» Selected text:
--------------------------------------------------

Jean Dard (June 21, 1789 – October 1, 1833) was a French teacher in Saint-Louis, Senegal who, in 1817, opened the first French-language school in Africa. He also compiled the first French-Wolof dictionary and grammar (1846).

Dard developed a new approach for teaching French as a foreign language, the "mutual method" or méthode de traduction (translation method), based on a learning approach pioneered by Aloïsius Édouard Camille Gaultier, by which children were taught to read and write in their native Wolof and then learned French by translating. According to Jean-Benoît Nadeau and Julie Barlow, Dard's method was "very modern and very effective, and Dard was said to have achieved remarkable results with it."

--------------------------------------------------

» Tasks to complete:
A - Reproduce the listing from its first line through the line containing "value-detalj-2: Ordfö er", including both of those lines.
B - Continue the text on Jean Dard and his school in Senegal from the point where it stops.

--------------------------------------------------

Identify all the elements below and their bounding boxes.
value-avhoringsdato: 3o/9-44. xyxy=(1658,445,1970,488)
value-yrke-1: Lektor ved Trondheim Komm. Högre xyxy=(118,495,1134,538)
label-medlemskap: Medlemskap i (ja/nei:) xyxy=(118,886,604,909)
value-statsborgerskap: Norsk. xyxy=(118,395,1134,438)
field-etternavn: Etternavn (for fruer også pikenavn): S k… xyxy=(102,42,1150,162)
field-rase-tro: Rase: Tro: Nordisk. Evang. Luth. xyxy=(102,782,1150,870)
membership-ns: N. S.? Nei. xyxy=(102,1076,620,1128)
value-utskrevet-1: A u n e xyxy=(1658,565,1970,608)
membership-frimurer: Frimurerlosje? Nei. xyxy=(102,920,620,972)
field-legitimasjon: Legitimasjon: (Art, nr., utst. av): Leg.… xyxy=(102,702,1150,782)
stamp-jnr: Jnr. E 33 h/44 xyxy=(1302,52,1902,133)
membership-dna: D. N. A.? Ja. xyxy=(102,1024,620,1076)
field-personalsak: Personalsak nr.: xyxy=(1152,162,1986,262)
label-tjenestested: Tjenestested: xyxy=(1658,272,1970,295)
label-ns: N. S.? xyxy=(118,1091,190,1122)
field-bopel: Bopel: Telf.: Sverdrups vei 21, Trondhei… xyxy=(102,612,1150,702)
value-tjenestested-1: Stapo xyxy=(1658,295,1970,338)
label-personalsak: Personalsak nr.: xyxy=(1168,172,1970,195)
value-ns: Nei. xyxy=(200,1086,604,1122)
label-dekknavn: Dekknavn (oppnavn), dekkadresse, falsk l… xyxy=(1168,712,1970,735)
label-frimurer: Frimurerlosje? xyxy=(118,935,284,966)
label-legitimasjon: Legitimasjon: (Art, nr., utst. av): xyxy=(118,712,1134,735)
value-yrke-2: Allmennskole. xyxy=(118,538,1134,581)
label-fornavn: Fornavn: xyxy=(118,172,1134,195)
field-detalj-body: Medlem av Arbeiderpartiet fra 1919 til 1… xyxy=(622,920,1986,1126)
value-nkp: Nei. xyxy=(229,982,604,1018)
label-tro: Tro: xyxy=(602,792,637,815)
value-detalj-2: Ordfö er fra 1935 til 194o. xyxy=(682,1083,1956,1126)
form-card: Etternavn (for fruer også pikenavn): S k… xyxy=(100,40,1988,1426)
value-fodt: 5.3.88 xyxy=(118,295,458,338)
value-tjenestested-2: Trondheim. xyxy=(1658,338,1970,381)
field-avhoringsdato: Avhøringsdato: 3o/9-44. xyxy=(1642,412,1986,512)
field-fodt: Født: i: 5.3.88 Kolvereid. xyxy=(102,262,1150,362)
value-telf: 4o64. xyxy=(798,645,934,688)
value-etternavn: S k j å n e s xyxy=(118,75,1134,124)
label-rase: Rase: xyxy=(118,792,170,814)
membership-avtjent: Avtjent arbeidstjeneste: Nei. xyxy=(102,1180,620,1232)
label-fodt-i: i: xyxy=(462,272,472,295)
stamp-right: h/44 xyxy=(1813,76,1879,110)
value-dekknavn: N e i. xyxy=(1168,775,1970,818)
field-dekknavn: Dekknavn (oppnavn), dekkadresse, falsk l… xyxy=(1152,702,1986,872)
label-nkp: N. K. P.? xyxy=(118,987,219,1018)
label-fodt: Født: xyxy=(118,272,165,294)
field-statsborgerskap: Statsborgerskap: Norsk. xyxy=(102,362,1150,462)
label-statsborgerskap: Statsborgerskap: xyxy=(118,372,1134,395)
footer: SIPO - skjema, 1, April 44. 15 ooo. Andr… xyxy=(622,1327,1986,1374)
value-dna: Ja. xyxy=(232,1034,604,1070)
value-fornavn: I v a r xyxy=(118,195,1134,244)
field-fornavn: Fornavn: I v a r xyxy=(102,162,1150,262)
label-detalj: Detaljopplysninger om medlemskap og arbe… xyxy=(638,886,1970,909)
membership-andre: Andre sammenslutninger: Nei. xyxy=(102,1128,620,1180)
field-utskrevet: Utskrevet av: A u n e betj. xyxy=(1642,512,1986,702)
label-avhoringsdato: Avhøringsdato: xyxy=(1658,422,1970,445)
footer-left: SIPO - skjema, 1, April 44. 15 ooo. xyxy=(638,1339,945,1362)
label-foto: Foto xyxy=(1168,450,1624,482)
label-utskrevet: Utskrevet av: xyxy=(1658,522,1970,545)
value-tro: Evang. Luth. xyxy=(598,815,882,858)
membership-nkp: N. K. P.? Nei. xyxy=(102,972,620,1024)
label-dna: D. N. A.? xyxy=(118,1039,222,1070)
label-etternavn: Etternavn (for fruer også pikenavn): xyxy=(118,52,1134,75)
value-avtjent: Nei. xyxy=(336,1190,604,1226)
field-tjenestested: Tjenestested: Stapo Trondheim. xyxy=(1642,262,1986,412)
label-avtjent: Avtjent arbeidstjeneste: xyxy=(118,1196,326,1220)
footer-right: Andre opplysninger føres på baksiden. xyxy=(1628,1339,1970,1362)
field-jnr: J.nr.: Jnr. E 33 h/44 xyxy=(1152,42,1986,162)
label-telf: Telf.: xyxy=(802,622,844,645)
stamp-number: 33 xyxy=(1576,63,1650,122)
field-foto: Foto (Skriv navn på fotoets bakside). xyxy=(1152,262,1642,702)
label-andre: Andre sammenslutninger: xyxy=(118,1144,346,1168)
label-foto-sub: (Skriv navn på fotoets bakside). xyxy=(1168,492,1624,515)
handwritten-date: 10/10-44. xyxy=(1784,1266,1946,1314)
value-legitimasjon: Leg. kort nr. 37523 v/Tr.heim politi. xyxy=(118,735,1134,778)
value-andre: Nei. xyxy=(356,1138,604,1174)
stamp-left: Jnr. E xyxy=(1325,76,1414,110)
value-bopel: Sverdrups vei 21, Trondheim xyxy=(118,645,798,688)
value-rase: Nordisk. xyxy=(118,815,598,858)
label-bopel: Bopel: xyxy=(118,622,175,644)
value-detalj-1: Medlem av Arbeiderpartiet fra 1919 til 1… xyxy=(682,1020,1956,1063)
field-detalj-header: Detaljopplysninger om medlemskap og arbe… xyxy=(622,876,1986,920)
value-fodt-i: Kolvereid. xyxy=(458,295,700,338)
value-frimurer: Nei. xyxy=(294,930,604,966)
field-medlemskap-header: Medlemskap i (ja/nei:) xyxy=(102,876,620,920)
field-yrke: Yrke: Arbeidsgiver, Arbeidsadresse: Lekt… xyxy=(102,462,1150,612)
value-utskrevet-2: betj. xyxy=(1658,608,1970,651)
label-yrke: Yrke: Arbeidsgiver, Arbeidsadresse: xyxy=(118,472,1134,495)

--------------------------------------------------

» Responses:
A -
Identify all the elements below and their bounding boxes.
value-avhoringsdato: 3o/9-44. xyxy=(1658,445,1970,488)
value-yrke-1: Lektor ved Trondheim Komm. Högre xyxy=(118,495,1134,538)
label-medlemskap: Medlemskap i (ja/nei:) xyxy=(118,886,604,909)
value-statsborgerskap: Norsk. xyxy=(118,395,1134,438)
field-etternavn: Etternavn (for fruer også pikenavn): S k… xyxy=(102,42,1150,162)
field-rase-tro: Rase: Tro: Nordisk. Evang. Luth. xyxy=(102,782,1150,870)
membership-ns: N. S.? Nei. xyxy=(102,1076,620,1128)
value-utskrevet-1: A u n e xyxy=(1658,565,1970,608)
membership-frimurer: Frimurerlosje? Nei. xyxy=(102,920,620,972)
field-legitimasjon: Legitimasjon: (Art, nr., utst. av): Leg.… xyxy=(102,702,1150,782)
stamp-jnr: Jnr. E 33 h/44 xyxy=(1302,52,1902,133)
membership-dna: D. N. A.? Ja. xyxy=(102,1024,620,1076)
field-personalsak: Personalsak nr.: xyxy=(1152,162,1986,262)
label-tjenestested: Tjenestested: xyxy=(1658,272,1970,295)
label-ns: N. S.? xyxy=(118,1091,190,1122)
field-bopel: Bopel: Telf.: Sverdrups vei 21, Trondhei… xyxy=(102,612,1150,702)
value-tjenestested-1: Stapo xyxy=(1658,295,1970,338)
label-personalsak: Personalsak nr.: xyxy=(1168,172,1970,195)
value-ns: Nei. xyxy=(200,1086,604,1122)
label-dekknavn: Dekknavn (oppnavn), dekkadresse, falsk l… xyxy=(1168,712,1970,735)
label-frimurer: Frimurerlosje? xyxy=(118,935,284,966)
label-legitimasjon: Legitimasjon: (Art, nr., utst. av): xyxy=(118,712,1134,735)
value-yrke-2: Allmennskole. xyxy=(118,538,1134,581)
label-fornavn: Fornavn: xyxy=(118,172,1134,195)
field-detalj-body: Medlem av Arbeiderpartiet fra 1919 til 1… xyxy=(622,920,1986,1126)
value-nkp: Nei. xyxy=(229,982,604,1018)
label-tro: Tro: xyxy=(602,792,637,815)
value-detalj-2: Ordfö er fra 1935 til 194o. xyxy=(682,1083,1956,1126)

B -
In Senegal, Dard took a signare with whom he had a son. He then returned to France for reasons of health and married Charlotte-Adélaïde Picard—an eyewitness of the wreck of the Méduse—with whom he had three additional children. Dard served as a teacher and the town secretary in Bligny-lès-Beaune. The Dards returned to Senegal in 1832; however, he died there a year later.

Biography

At the school he founded in Saint-Louis, Jean Dard practiced what was known at the time as “mutual instruction”, drawing in particular on the writings of Aloïsius Édouard Camille Gaultier(~1746–1818). One of the advantages of this teaching method is that it allows a single teacher to instruct a large number of students at once.